-- Start of STORED ROWS --
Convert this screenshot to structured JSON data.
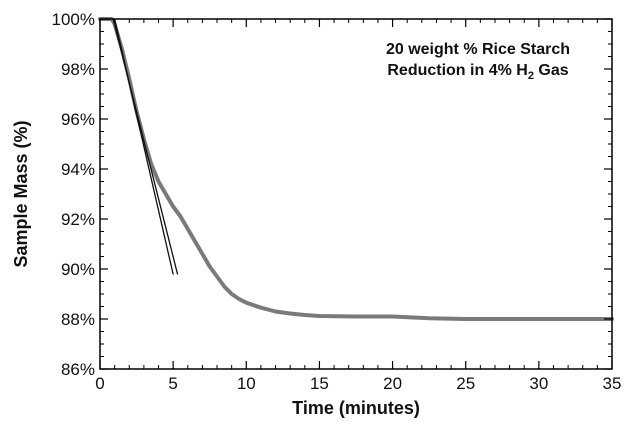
{
  "chart_data": {
    "type": "line",
    "xlabel": "Time (minutes)",
    "ylabel": "Sample Mass (%)",
    "xlim": [
      0,
      35
    ],
    "ylim": [
      86,
      100
    ],
    "x_ticks": [
      0,
      5,
      10,
      15,
      20,
      25,
      30,
      35
    ],
    "x_tick_labels": [
      "0",
      "5",
      "10",
      "15",
      "20",
      "25",
      "30",
      "35"
    ],
    "y_ticks": [
      86,
      88,
      90,
      92,
      94,
      96,
      98,
      100
    ],
    "y_tick_labels": [
      "86%",
      "88%",
      "90%",
      "92%",
      "94%",
      "96%",
      "98%",
      "100%"
    ],
    "grid": false,
    "annotation": {
      "line1": "20 weight % Rice Starch",
      "line2_prefix": "Reduction in 4% H",
      "line2_subscript": "2",
      "line2_suffix": " Gas"
    },
    "series": [
      {
        "color": "#7a7a7a",
        "x": [
          0,
          0.5,
          0.8,
          1.0,
          1.5,
          2.0,
          2.5,
          3.0,
          3.5,
          4.0,
          4.5,
          5.0,
          5.5,
          6.0,
          6.5,
          7.0,
          7.5,
          8.0,
          8.5,
          9.0,
          9.5,
          10.0,
          11.0,
          12.0,
          13.0,
          14.0,
          15.0,
          17.5,
          20.0,
          22.5,
          25.0,
          30.0,
          35.0
        ],
        "values": [
          100,
          100,
          100,
          99.8,
          98.8,
          97.6,
          96.3,
          95.2,
          94.2,
          93.5,
          93.0,
          92.5,
          92.1,
          91.6,
          91.1,
          90.6,
          90.1,
          89.7,
          89.3,
          89.0,
          88.8,
          88.65,
          88.45,
          88.3,
          88.22,
          88.16,
          88.12,
          88.1,
          88.1,
          88.03,
          88.0,
          88.0,
          88.0
        ]
      },
      {
        "color": "#111111",
        "x": [
          1.0,
          5.0
        ],
        "values": [
          100,
          89.8
        ]
      },
      {
        "color": "#111111",
        "x": [
          0.9,
          5.3
        ],
        "values": [
          100,
          89.8
        ]
      }
    ]
  }
}
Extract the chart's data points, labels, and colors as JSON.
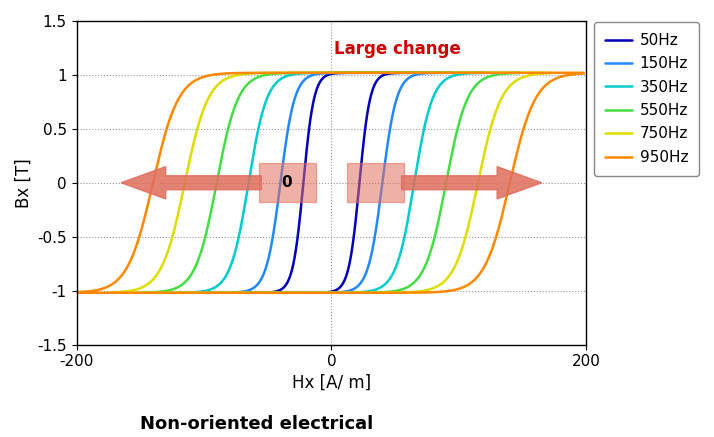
{
  "title": "Non-oriented electrical",
  "xlabel": "Hx [A/ m]",
  "ylabel": "Bx [T]",
  "annotation": "Large change",
  "xlim": [
    -200,
    200
  ],
  "ylim": [
    -1.5,
    1.5
  ],
  "xticks": [
    -200,
    0,
    200
  ],
  "yticks": [
    -1.5,
    -1.0,
    -0.5,
    0,
    0.5,
    1.0,
    1.5
  ],
  "ytick_labels": [
    "-1.5",
    "-1",
    "-0.5",
    "0",
    "0.5",
    "1",
    "1.5"
  ],
  "curves": [
    {
      "freq": "50Hz",
      "color": "#0000BB",
      "Hc": 22,
      "Hmax": 70,
      "Bsat": 1.02,
      "k": 0.12
    },
    {
      "freq": "150Hz",
      "color": "#2288FF",
      "Hc": 40,
      "Hmax": 95,
      "Bsat": 1.02,
      "k": 0.09
    },
    {
      "freq": "350Hz",
      "color": "#00CCCC",
      "Hc": 65,
      "Hmax": 120,
      "Bsat": 1.02,
      "k": 0.07
    },
    {
      "freq": "550Hz",
      "color": "#44DD44",
      "Hc": 90,
      "Hmax": 148,
      "Bsat": 1.02,
      "k": 0.06
    },
    {
      "freq": "750Hz",
      "color": "#DDDD00",
      "Hc": 115,
      "Hmax": 172,
      "Bsat": 1.02,
      "k": 0.055
    },
    {
      "freq": "950Hz",
      "color": "#FF8800",
      "Hc": 140,
      "Hmax": 198,
      "Bsat": 1.02,
      "k": 0.05
    }
  ],
  "background_color": "#ffffff",
  "grid_color": "#999999",
  "arrow_color": "#E07060",
  "annotation_color": "#CC0000",
  "figsize": [
    7.14,
    4.37
  ],
  "dpi": 100
}
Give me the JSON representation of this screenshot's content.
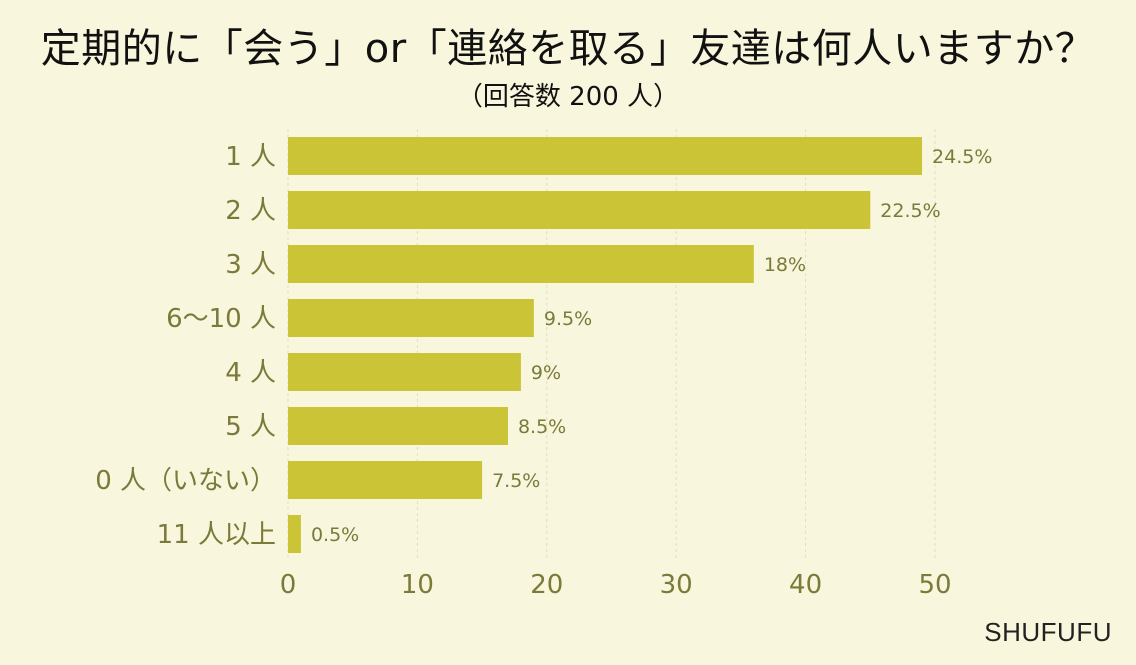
{
  "chart_data": {
    "type": "bar",
    "orientation": "horizontal",
    "title": "定期的に「会う」or「連絡を取る」友達は何人いますか？",
    "subtitle": "（回答数 200 人）",
    "categories": [
      "1 人",
      "2 人",
      "3 人",
      "6～10 人",
      "4 人",
      "5 人",
      "0 人（いない）",
      "11 人以上"
    ],
    "values": [
      49,
      45,
      36,
      19,
      18,
      17,
      15,
      1
    ],
    "data_labels": [
      "24.5%",
      "22.5%",
      "18%",
      "9.5%",
      "9%",
      "8.5%",
      "7.5%",
      "0.5%"
    ],
    "xlim": [
      0,
      50
    ],
    "xticks": [
      0,
      10,
      20,
      30,
      40,
      50
    ],
    "grid": "vertical dashed",
    "bar_color": "#cbc437",
    "label_color": "#7a7a3a"
  },
  "brand": "SHUFUFU"
}
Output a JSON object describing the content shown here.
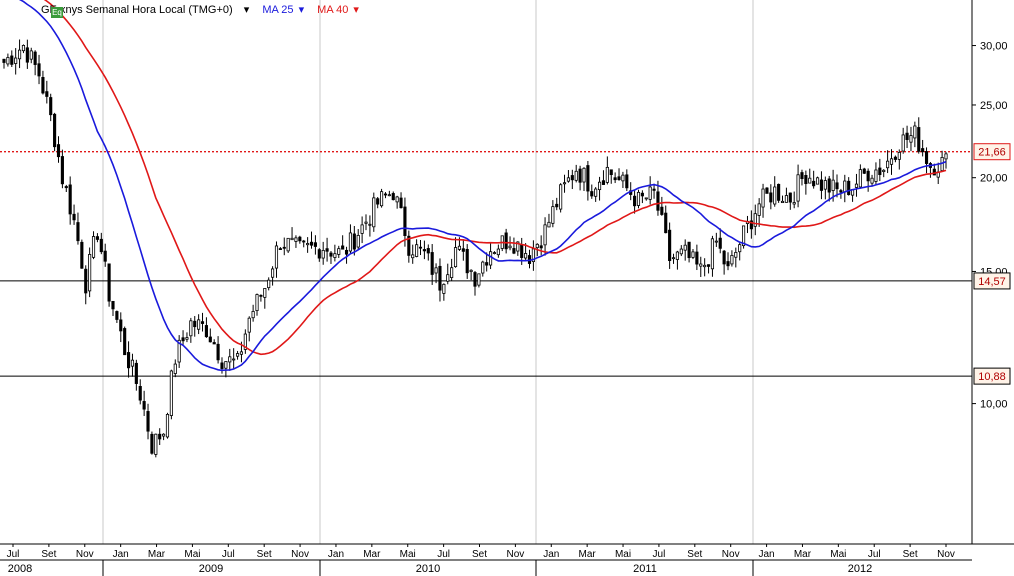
{
  "header": {
    "badge": "Eq",
    "instrument": "GE:xnys Semanal Hora Local (TMG+0)",
    "ma25_label": "MA 25",
    "ma40_label": "MA 40"
  },
  "colors": {
    "ma25": "#1a1adc",
    "ma40": "#e01818",
    "candle_up": "#ffffff",
    "candle_down": "#000000",
    "badge_bg": "#3a9a3a",
    "label_box": "#fff3e8"
  },
  "chart_data": {
    "type": "line",
    "subtype": "candlestick",
    "scale": "log",
    "ylim": [
      6.5,
      34.5
    ],
    "y_ticks": [
      "10,00",
      "15,00",
      "20,00",
      "25,00",
      "30,00"
    ],
    "x_month_labels": [
      "Jul",
      "Set",
      "Nov",
      "Jan",
      "Mar",
      "Mai",
      "Jul",
      "Set",
      "Nov",
      "Jan",
      "Mar",
      "Mai",
      "Jul",
      "Set",
      "Nov",
      "Jan",
      "Mar",
      "Mai",
      "Jul",
      "Set",
      "Nov",
      "Jan",
      "Mar",
      "Mai",
      "Jul",
      "Set",
      "Nov"
    ],
    "x_year_labels": [
      "2008",
      "2009",
      "2010",
      "2011",
      "2012"
    ],
    "horizontal_lines": [
      {
        "value": 21.66,
        "label": "21,66",
        "style": "dotted",
        "color": "#e01818"
      },
      {
        "value": 14.57,
        "label": "14,57",
        "style": "solid",
        "color": "#000000"
      },
      {
        "value": 10.88,
        "label": "10,88",
        "style": "solid",
        "color": "#000000"
      }
    ],
    "price_anchors": [
      [
        0,
        28.5
      ],
      [
        5,
        30.0
      ],
      [
        9,
        27.5
      ],
      [
        12,
        24.0
      ],
      [
        15,
        20.0
      ],
      [
        18,
        17.5
      ],
      [
        21,
        14.5
      ],
      [
        24,
        17.0
      ],
      [
        27,
        14.0
      ],
      [
        31,
        11.8
      ],
      [
        35,
        10.3
      ],
      [
        38,
        8.8
      ],
      [
        41,
        9.2
      ],
      [
        44,
        11.5
      ],
      [
        48,
        12.8
      ],
      [
        52,
        12.6
      ],
      [
        56,
        11.5
      ],
      [
        60,
        11.3
      ],
      [
        63,
        13.0
      ],
      [
        67,
        14.3
      ],
      [
        71,
        16.5
      ],
      [
        76,
        16.0
      ],
      [
        82,
        16.2
      ],
      [
        87,
        15.8
      ],
      [
        92,
        17.2
      ],
      [
        96,
        18.5
      ],
      [
        100,
        19.2
      ],
      [
        104,
        16.3
      ],
      [
        108,
        15.8
      ],
      [
        112,
        14.5
      ],
      [
        116,
        16.1
      ],
      [
        121,
        14.8
      ],
      [
        125,
        16.1
      ],
      [
        130,
        16.6
      ],
      [
        135,
        15.8
      ],
      [
        139,
        17.0
      ],
      [
        143,
        19.0
      ],
      [
        147,
        20.6
      ],
      [
        151,
        19.5
      ],
      [
        155,
        20.5
      ],
      [
        159,
        19.6
      ],
      [
        163,
        18.6
      ],
      [
        167,
        19.0
      ],
      [
        171,
        15.6
      ],
      [
        175,
        15.8
      ],
      [
        179,
        15.0
      ],
      [
        183,
        16.4
      ],
      [
        186,
        15.0
      ],
      [
        190,
        16.8
      ],
      [
        194,
        18.5
      ],
      [
        198,
        19.2
      ],
      [
        202,
        18.8
      ],
      [
        206,
        20.3
      ],
      [
        210,
        19.6
      ],
      [
        214,
        19.2
      ],
      [
        218,
        19.5
      ],
      [
        222,
        20.4
      ],
      [
        226,
        20.6
      ],
      [
        230,
        22.3
      ],
      [
        234,
        22.8
      ],
      [
        238,
        20.8
      ],
      [
        242,
        21.0
      ]
    ]
  }
}
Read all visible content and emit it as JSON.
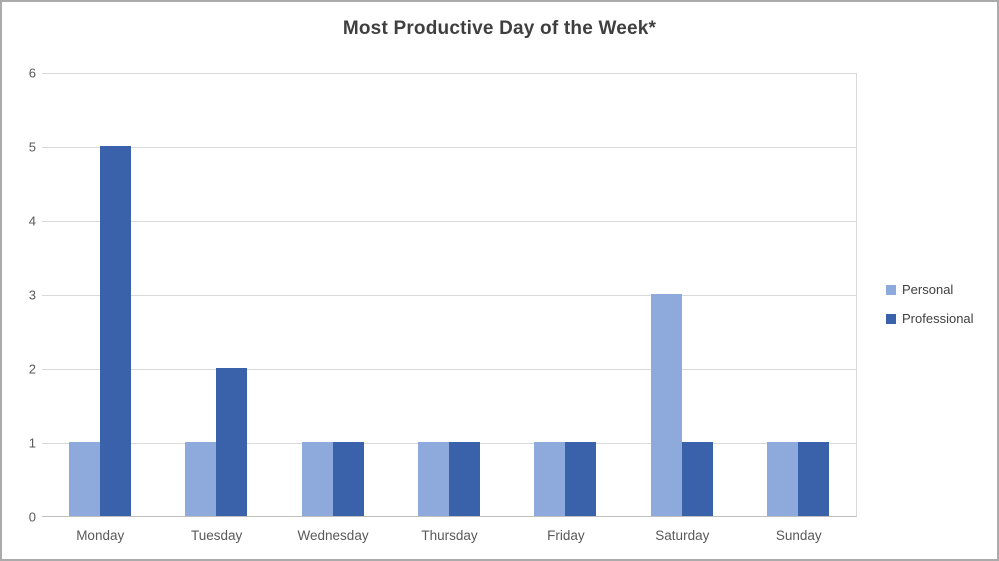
{
  "chart_data": {
    "type": "bar",
    "title": "Most Productive Day of the Week*",
    "categories": [
      "Monday",
      "Tuesday",
      "Wednesday",
      "Thursday",
      "Friday",
      "Saturday",
      "Sunday"
    ],
    "series": [
      {
        "name": "Personal",
        "color": "#8EA9DB",
        "values": [
          1,
          1,
          1,
          1,
          1,
          3,
          1
        ]
      },
      {
        "name": "Professional",
        "color": "#3A62AB",
        "values": [
          5,
          2,
          1,
          1,
          1,
          1,
          1
        ]
      }
    ],
    "xlabel": "",
    "ylabel": "",
    "ylim": [
      0,
      6
    ],
    "ytick_step": 1,
    "yticks": [
      0,
      1,
      2,
      3,
      4,
      5,
      6
    ],
    "grid": true,
    "legend_position": "right",
    "colors": {
      "gridline": "#D9D9D9",
      "axis_line": "#BFBFBF",
      "tick_label": "#595959",
      "title": "#3F3F3F",
      "background": "#FFFFFF",
      "frame_border": "#ABABAB"
    }
  }
}
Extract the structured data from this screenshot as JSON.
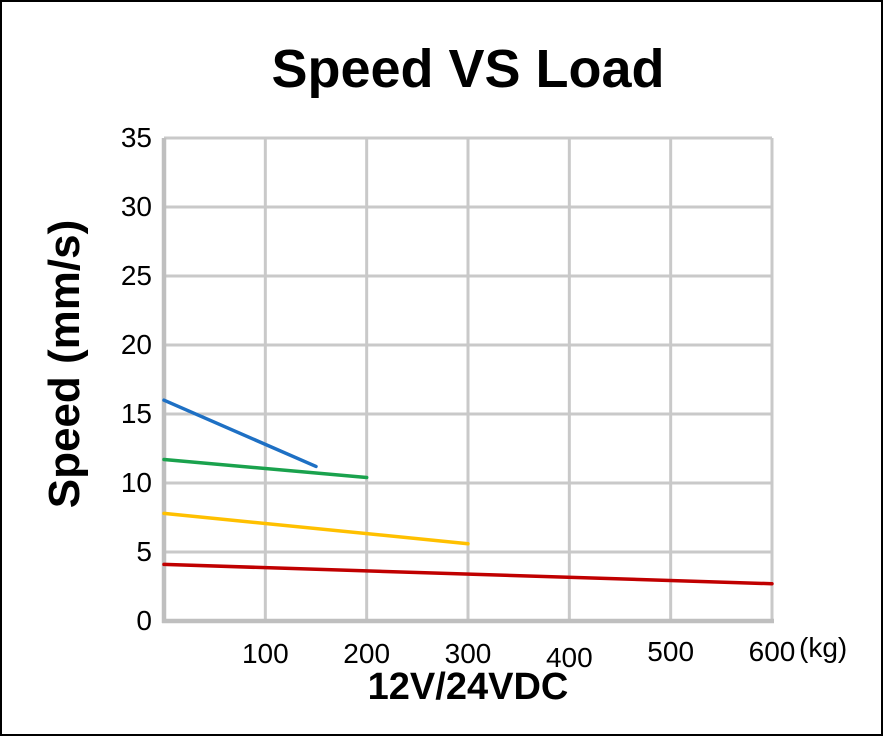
{
  "window": {
    "background": "#FFFFFF",
    "border_color": "#000000"
  },
  "chart_data": {
    "type": "line",
    "title": "Speed VS Load",
    "xlabel": "12V/24VDC",
    "ylabel": "Speed (mm/s)",
    "x_unit_label": "(kg)",
    "xlim": [
      0,
      600
    ],
    "ylim": [
      0,
      35
    ],
    "x_ticks": [
      100,
      200,
      300,
      400,
      500,
      600
    ],
    "y_ticks": [
      0,
      5,
      10,
      15,
      20,
      25,
      30,
      35
    ],
    "grid": true,
    "legend_position": "none",
    "grid_color": "#C9C9C9",
    "axis_color": "#BFBFBF",
    "series": [
      {
        "name": "curve-1-blue",
        "color": "#1E70C4",
        "points": [
          [
            0,
            16.0
          ],
          [
            150,
            11.2
          ]
        ]
      },
      {
        "name": "curve-2-green",
        "color": "#1AA24D",
        "points": [
          [
            0,
            11.7
          ],
          [
            200,
            10.4
          ]
        ]
      },
      {
        "name": "curve-3-yellow",
        "color": "#FFC000",
        "points": [
          [
            0,
            7.8
          ],
          [
            300,
            5.6
          ]
        ]
      },
      {
        "name": "curve-4-red",
        "color": "#C00000",
        "points": [
          [
            0,
            4.1
          ],
          [
            600,
            2.7
          ]
        ]
      }
    ]
  }
}
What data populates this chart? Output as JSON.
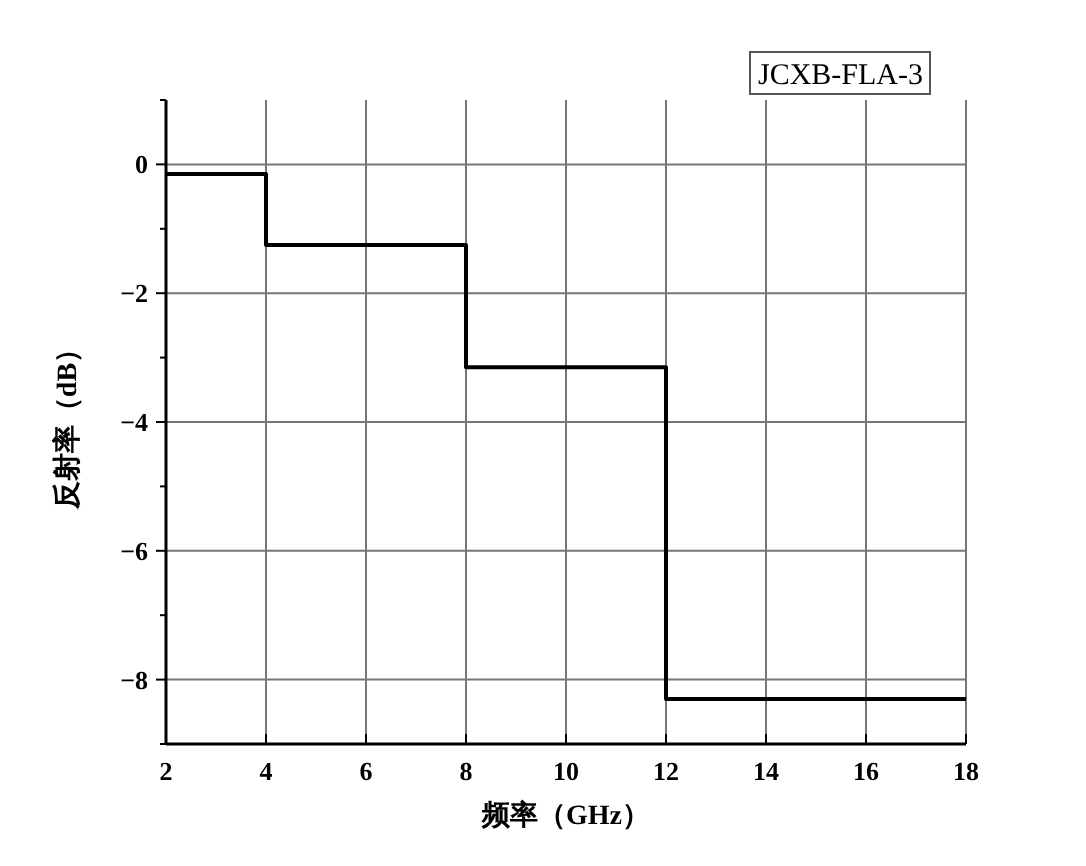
{
  "chart_data": {
    "type": "step",
    "xlabel": "频率（GHz）",
    "ylabel": "反射率（dB）",
    "x": [
      2,
      4,
      8,
      12,
      18
    ],
    "series": [
      {
        "name": "JCXB-FLA-3",
        "color": "#000000",
        "values": [
          -0.15,
          -1.25,
          -3.15,
          -8.3,
          -8.3
        ]
      }
    ],
    "xlim": [
      2,
      18
    ],
    "xticks": [
      2,
      4,
      6,
      8,
      10,
      12,
      14,
      16,
      18
    ],
    "ylim": [
      -9,
      1
    ],
    "yticks": [
      {
        "value": -9,
        "label": null
      },
      -8,
      {
        "value": -7,
        "label": null
      },
      -6,
      {
        "value": -5,
        "label": null
      },
      -4,
      {
        "value": -3,
        "label": null
      },
      -2,
      {
        "value": -1,
        "label": null
      },
      0,
      {
        "value": 1,
        "label": null
      }
    ],
    "grid": true,
    "legend": "top right"
  }
}
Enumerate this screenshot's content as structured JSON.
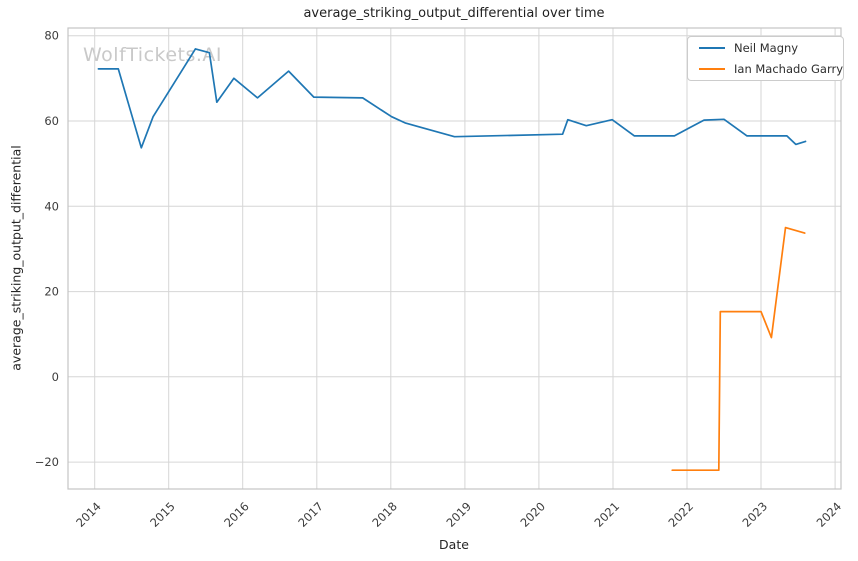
-- End of STORED ROWS --
● **TASK BRIEF**
In the data above, tally the lines holding "name" and answer with the figure only.

● **WRITTEN SOLUTION**
7